What is being asked » Only lines with the word "materielle" are needed; collect each of them from the listing below.
─── Material shown ───
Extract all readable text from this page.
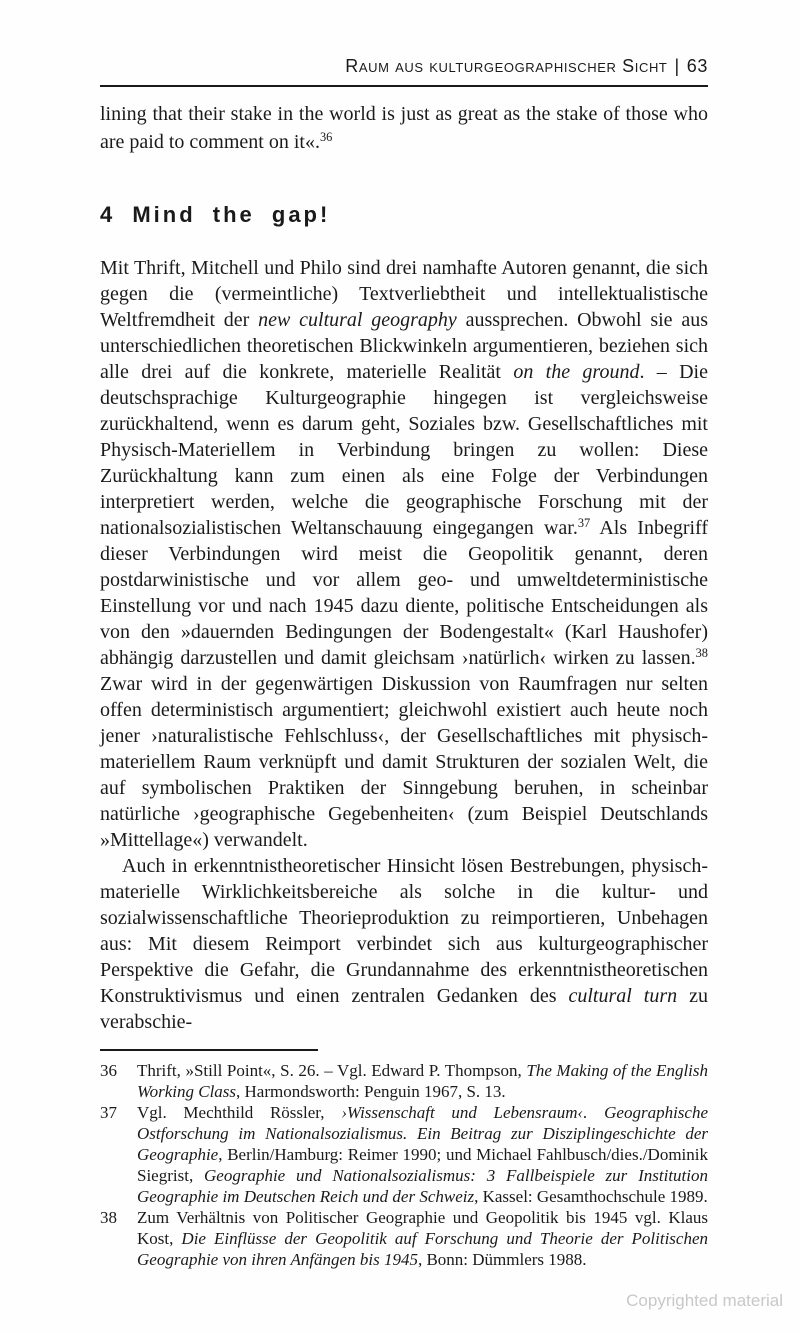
Raum aus kulturgeographischer Sicht | 63

lining that their stake in the world is just as great as the stake of those who are paid to comment on it«.$^{36}$

4 Mind the gap!

Mit Thrift, Mitchell und Philo sind drei namhafte Autoren genannt, die sich gegen die (vermeintliche) Textverliebtheit und intellektualistische Weltfremdheit der new cultural geography aussprechen. Obwohl sie aus unterschiedlichen theoretischen Blickwinkeln argumentieren, beziehen sich alle drei auf die konkrete, materielle Realität on the ground. – Die deutschsprachige Kulturgeographie hingegen ist vergleichsweise zurückhaltend, wenn es darum geht, Soziales bzw. Gesellschaftliches mit Physisch-Materiellem in Verbindung bringen zu wollen: Diese Zurückhaltung kann zum einen als eine Folge der Verbindungen interpretiert werden, welche die geographische Forschung mit der nationalsozialistischen Weltanschauung eingegangen war.$^{37}$ Als Inbegriff dieser Verbindungen wird meist die Geopolitik genannt, deren postdarwinistische und vor allem geo- und umweltdeterministische Einstellung vor und nach 1945 dazu diente, politische Entscheidungen als von den »dauernden Bedingungen der Bodengestalt« (Karl Haushofer) abhängig darzustellen und damit gleichsam ›natürlich‹ wirken zu lassen.$^{38}$ Zwar wird in der gegenwärtigen Diskussion von Raumfragen nur selten offen deterministisch argumentiert; gleichwohl existiert auch heute noch jener ›naturalistische Fehlschluss‹, der Gesellschaftliches mit physisch-materiellem Raum verknüpft und damit Strukturen der sozialen Welt, die auf symbolischen Praktiken der Sinngebung beruhen, in scheinbar natürliche ›geographische Gegebenheiten‹ (zum Beispiel Deutschlands »Mittellage«) verwandelt.

Auch in erkenntnistheoretischer Hinsicht lösen Bestrebungen, physisch-materielle Wirklichkeitsbereiche als solche in die kultur- und sozialwissenschaftliche Theorieproduktion zu reimportieren, Unbehagen aus: Mit diesem Reimport verbindet sich aus kulturgeographischer Perspektive die Gefahr, die Grundannahme des erkenntnistheoretischen Konstruktivismus und einen zentralen Gedanken des cultural turn zu verabschie-

36 Thrift, »Still Point«, S. 26. – Vgl. Edward P. Thompson, The Making of the English Working Class, Harmondsworth: Penguin 1967, S. 13.
37 Vgl. Mechthild Rössler, ›Wissenschaft und Lebensraum‹. Geographische Ostforschung im Nationalsozialismus. Ein Beitrag zur Disziplingeschichte der Geographie, Berlin/Hamburg: Reimer 1990; und Michael Fahlbusch/dies./Dominik Siegrist, Geographie und Nationalsozialismus: 3 Fallbeispiele zur Institution Geographie im Deutschen Reich und der Schweiz, Kassel: Gesamthochschule 1989.
38 Zum Verhältnis von Politischer Geographie und Geopolitik bis 1945 vgl. Klaus Kost, Die Einflüsse der Geopolitik auf Forschung und Theorie der Politischen Geographie von ihren Anfängen bis 1945, Bonn: Dümmlers 1988.
Copyrighted material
───
Written answer »
Mit Thrift, Mitchell und Philo sind drei namhafte Autoren genannt, die sich gegen die (vermeintliche) Textverliebtheit und intellektualistische Weltfremdheit der new cultural geography aussprechen. Obwohl sie aus unterschiedlichen theoretischen Blickwinkeln argumentieren, beziehen sich alle drei auf die konkrete, materielle Realität on the ground. – Die deutschsprachige Kulturgeographie hingegen ist vergleichsweise zurückhaltend, wenn es darum geht, Soziales bzw. Gesellschaftliches mit Physisch-Materiellem in Verbindung bringen zu wollen: Diese Zurückhaltung kann zum einen als eine Folge der Verbindungen interpretiert werden, welche die geographische Forschung mit der nationalsozialistischen Weltanschauung eingegangen war.$^{37}$ Als Inbegriff dieser Verbindungen wird meist die Geopolitik genannt, deren postdarwinistische und vor allem geo- und umweltdeterministische Einstellung vor und nach 1945 dazu diente, politische Entscheidungen als von den »dauernden Bedingungen der Bodengestalt« (Karl Haushofer) abhängig darzustellen und damit gleichsam ›natürlich‹ wirken zu lassen.$^{38}$ Zwar wird in der gegenwärtigen Diskussion von Raumfragen nur selten offen deterministisch argumentiert; gleichwohl existiert auch heute noch jener ›naturalistische Fehlschluss‹, der Gesellschaftliches mit physisch-materiellem Raum verknüpft und damit Strukturen der sozialen Welt, die auf symbolischen Praktiken der Sinngebung beruhen, in scheinbar natürliche ›geographische Gegebenheiten‹ (zum Beispiel Deutschlands »Mittellage«) verwandelt.
Auch in erkenntnistheoretischer Hinsicht lösen Bestrebungen, physisch-materielle Wirklichkeitsbereiche als solche in die kultur- und sozialwissenschaftliche Theorieproduktion zu reimportieren, Unbehagen aus: Mit diesem Reimport verbindet sich aus kulturgeographischer Perspektive die Gefahr, die Grundannahme des erkenntnistheoretischen Konstruktivismus und einen zentralen Gedanken des cultural turn zu verabschie-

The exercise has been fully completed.